--- BEGIN Data supplied ---
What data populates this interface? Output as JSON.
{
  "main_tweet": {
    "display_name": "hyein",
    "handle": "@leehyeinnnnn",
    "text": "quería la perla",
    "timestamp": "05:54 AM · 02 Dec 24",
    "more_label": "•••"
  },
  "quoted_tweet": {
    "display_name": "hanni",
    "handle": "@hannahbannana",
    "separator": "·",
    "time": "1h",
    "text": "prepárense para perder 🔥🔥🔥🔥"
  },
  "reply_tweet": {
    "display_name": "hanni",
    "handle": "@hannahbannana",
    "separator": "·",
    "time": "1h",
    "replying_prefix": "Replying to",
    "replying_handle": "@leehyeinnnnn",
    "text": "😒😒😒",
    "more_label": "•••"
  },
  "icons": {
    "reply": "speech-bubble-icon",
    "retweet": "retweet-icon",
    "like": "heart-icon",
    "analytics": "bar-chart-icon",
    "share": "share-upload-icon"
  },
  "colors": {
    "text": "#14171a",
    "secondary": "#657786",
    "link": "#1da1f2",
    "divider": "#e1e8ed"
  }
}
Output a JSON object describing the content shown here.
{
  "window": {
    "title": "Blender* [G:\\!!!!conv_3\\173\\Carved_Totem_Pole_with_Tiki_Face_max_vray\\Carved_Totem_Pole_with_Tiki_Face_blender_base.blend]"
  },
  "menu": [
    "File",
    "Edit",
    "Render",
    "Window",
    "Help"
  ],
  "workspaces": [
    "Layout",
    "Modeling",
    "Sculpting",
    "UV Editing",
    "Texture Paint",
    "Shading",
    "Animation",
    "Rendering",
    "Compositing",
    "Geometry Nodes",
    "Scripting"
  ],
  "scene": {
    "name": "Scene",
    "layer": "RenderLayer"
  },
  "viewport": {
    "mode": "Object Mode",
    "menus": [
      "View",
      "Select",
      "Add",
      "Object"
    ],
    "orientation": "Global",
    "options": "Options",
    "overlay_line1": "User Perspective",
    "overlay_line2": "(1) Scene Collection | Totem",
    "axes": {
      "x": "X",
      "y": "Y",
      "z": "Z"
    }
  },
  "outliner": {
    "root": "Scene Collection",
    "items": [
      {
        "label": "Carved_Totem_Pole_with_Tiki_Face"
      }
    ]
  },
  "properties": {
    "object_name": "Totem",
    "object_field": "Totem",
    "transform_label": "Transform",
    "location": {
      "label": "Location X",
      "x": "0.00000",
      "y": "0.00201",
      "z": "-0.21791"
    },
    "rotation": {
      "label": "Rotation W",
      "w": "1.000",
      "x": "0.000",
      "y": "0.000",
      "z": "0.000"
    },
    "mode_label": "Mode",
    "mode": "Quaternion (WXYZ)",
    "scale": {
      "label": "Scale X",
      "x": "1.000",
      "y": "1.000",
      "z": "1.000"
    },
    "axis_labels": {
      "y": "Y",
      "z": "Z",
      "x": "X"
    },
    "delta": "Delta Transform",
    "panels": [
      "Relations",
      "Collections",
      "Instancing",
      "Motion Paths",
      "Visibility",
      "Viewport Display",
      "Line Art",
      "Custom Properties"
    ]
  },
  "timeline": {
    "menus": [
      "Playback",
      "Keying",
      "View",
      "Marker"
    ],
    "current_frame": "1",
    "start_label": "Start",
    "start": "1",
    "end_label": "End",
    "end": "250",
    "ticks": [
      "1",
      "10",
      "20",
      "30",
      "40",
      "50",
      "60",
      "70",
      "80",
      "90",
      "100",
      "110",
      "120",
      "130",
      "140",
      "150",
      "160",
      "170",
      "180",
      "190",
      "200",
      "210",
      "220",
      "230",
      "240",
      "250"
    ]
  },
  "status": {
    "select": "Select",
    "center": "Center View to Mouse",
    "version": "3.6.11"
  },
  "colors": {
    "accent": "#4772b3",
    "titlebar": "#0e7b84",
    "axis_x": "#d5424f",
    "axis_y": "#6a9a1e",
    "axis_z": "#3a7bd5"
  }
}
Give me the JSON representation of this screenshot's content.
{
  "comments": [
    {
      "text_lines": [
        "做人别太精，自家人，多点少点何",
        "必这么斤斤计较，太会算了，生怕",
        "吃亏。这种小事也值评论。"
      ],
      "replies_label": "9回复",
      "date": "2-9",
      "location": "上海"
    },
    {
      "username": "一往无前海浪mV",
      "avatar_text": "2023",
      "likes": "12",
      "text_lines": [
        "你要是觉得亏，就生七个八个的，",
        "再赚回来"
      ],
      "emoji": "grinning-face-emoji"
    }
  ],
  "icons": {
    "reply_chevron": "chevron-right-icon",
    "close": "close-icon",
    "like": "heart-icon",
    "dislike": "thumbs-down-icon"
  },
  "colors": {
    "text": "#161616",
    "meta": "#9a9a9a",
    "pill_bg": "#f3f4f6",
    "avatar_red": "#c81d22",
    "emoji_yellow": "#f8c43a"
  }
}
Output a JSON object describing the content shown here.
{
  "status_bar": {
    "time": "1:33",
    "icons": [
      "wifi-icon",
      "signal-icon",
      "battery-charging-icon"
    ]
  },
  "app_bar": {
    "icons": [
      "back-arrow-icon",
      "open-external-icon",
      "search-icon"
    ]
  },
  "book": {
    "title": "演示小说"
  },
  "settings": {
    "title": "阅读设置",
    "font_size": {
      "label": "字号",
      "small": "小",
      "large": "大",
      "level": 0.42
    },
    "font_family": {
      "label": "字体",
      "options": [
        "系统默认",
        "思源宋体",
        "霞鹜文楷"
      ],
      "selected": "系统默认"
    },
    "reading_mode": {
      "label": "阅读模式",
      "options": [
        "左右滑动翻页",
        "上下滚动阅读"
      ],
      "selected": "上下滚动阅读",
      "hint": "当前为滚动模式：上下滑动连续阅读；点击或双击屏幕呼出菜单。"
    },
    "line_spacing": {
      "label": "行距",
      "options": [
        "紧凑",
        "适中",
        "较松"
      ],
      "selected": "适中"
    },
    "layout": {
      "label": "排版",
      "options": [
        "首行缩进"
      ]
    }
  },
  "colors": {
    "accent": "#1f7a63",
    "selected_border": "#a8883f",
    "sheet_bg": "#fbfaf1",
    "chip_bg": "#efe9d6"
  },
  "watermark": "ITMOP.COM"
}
--- END Data supplied ---
[Stated task]:
Output the listing above exactly as it appears.

[Answer to the task]:
What data populates this interface? Output as JSON.
{
  "main_tweet": {
    "display_name": "hyein",
    "handle": "@leehyeinnnnn",
    "text": "quería la perla",
    "timestamp": "05:54 AM · 02 Dec 24",
    "more_label": "•••"
  },
  "quoted_tweet": {
    "display_name": "hanni",
    "handle": "@hannahbannana",
    "separator": "·",
    "time": "1h",
    "text": "prepárense para perder 🔥🔥🔥🔥"
  },
  "reply_tweet": {
    "display_name": "hanni",
    "handle": "@hannahbannana",
    "separator": "·",
    "time": "1h",
    "replying_prefix": "Replying to",
    "replying_handle": "@leehyeinnnnn",
    "text": "😒😒😒",
    "more_label": "•••"
  },
  "icons": {
    "reply": "speech-bubble-icon",
    "retweet": "retweet-icon",
    "like": "heart-icon",
    "analytics": "bar-chart-icon",
    "share": "share-upload-icon"
  },
  "colors": {
    "text": "#14171a",
    "secondary": "#657786",
    "link": "#1da1f2",
    "divider": "#e1e8ed"
  }
}
Output a JSON object describing the content shown here.
{
  "window": {
    "title": "Blender* [G:\\!!!!conv_3\\173\\Carved_Totem_Pole_with_Tiki_Face_max_vray\\Carved_Totem_Pole_with_Tiki_Face_blender_base.blend]"
  },
  "menu": [
    "File",
    "Edit",
    "Render",
    "Window",
    "Help"
  ],
  "workspaces": [
    "Layout",
    "Modeling",
    "Sculpting",
    "UV Editing",
    "Texture Paint",
    "Shading",
    "Animation",
    "Rendering",
    "Compositing",
    "Geometry Nodes",
    "Scripting"
  ],
  "scene": {
    "name": "Scene",
    "layer": "RenderLayer"
  },
  "viewport": {
    "mode": "Object Mode",
    "menus": [
      "View",
      "Select",
      "Add",
      "Object"
    ],
    "orientation": "Global",
    "options": "Options",
    "overlay_line1": "User Perspective",
    "overlay_line2": "(1) Scene Collection | Totem",
    "axes": {
      "x": "X",
      "y": "Y",
      "z": "Z"
    }
  },
  "outliner": {
    "root": "Scene Collection",
    "items": [
      {
        "label": "Carved_Totem_Pole_with_Tiki_Face"
      }
    ]
  },
  "properties": {
    "object_name": "Totem",
    "object_field": "Totem",
    "transform_label": "Transform",
    "location": {
      "label": "Location X",
      "x": "0.00000",
      "y": "0.00201",
      "z": "-0.21791"
    },
    "rotation": {
      "label": "Rotation W",
      "w": "1.000",
      "x": "0.000",
      "y": "0.000",
      "z": "0.000"
    },
    "mode_label": "Mode",
    "mode": "Quaternion (WXYZ)",
    "scale": {
      "label": "Scale X",
      "x": "1.000",
      "y": "1.000",
      "z": "1.000"
    },
    "axis_labels": {
      "y": "Y",
      "z": "Z",
      "x": "X"
    },
    "delta": "Delta Transform",
    "panels": [
      "Relations",
      "Collections",
      "Instancing",
      "Motion Paths",
      "Visibility",
      "Viewport Display",
      "Line Art",
      "Custom Properties"
    ]
  },
  "timeline": {
    "menus": [
      "Playback",
      "Keying",
      "View",
      "Marker"
    ],
    "current_frame": "1",
    "start_label": "Start",
    "start": "1",
    "end_label": "End",
    "end": "250",
    "ticks": [
      "1",
      "10",
      "20",
      "30",
      "40",
      "50",
      "60",
      "70",
      "80",
      "90",
      "100",
      "110",
      "120",
      "130",
      "140",
      "150",
      "160",
      "170",
      "180",
      "190",
      "200",
      "210",
      "220",
      "230",
      "240",
      "250"
    ]
  },
  "status": {
    "select": "Select",
    "center": "Center View to Mouse",
    "version": "3.6.11"
  },
  "colors": {
    "accent": "#4772b3",
    "titlebar": "#0e7b84",
    "axis_x": "#d5424f",
    "axis_y": "#6a9a1e",
    "axis_z": "#3a7bd5"
  }
}
Give me the JSON representation of this screenshot's content.
{
  "comments": [
    {
      "text_lines": [
        "做人别太精，自家人，多点少点何",
        "必这么斤斤计较，太会算了，生怕",
        "吃亏。这种小事也值评论。"
      ],
      "replies_label": "9回复",
      "date": "2-9",
      "location": "上海"
    },
    {
      "username": "一往无前海浪mV",
      "avatar_text": "2023",
      "likes": "12",
      "text_lines": [
        "你要是觉得亏，就生七个八个的，",
        "再赚回来"
      ],
      "emoji": "grinning-face-emoji"
    }
  ],
  "icons": {
    "reply_chevron": "chevron-right-icon",
    "close": "close-icon",
    "like": "heart-icon",
    "dislike": "thumbs-down-icon"
  },
  "colors": {
    "text": "#161616",
    "meta": "#9a9a9a",
    "pill_bg": "#f3f4f6",
    "avatar_red": "#c81d22",
    "emoji_yellow": "#f8c43a"
  }
}
Output a JSON object describing the content shown here.
{
  "status_bar": {
    "time": "1:33",
    "icons": [
      "wifi-icon",
      "signal-icon",
      "battery-charging-icon"
    ]
  },
  "app_bar": {
    "icons": [
      "back-arrow-icon",
      "open-external-icon",
      "search-icon"
    ]
  },
  "book": {
    "title": "演示小说"
  },
  "settings": {
    "title": "阅读设置",
    "font_size": {
      "label": "字号",
      "small": "小",
      "large": "大",
      "level": 0.42
    },
    "font_family": {
      "label": "字体",
      "options": [
        "系统默认",
        "思源宋体",
        "霞鹜文楷"
      ],
      "selected": "系统默认"
    },
    "reading_mode": {
      "label": "阅读模式",
      "options": [
        "左右滑动翻页",
        "上下滚动阅读"
      ],
      "selected": "上下滚动阅读",
      "hint": "当前为滚动模式：上下滑动连续阅读；点击或双击屏幕呼出菜单。"
    },
    "line_spacing": {
      "label": "行距",
      "options": [
        "紧凑",
        "适中",
        "较松"
      ],
      "selected": "适中"
    },
    "layout": {
      "label": "排版",
      "options": [
        "首行缩进"
      ]
    }
  },
  "colors": {
    "accent": "#1f7a63",
    "selected_border": "#a8883f",
    "sheet_bg": "#fbfaf1",
    "chip_bg": "#efe9d6"
  },
  "watermark": "ITMOP.COM"
}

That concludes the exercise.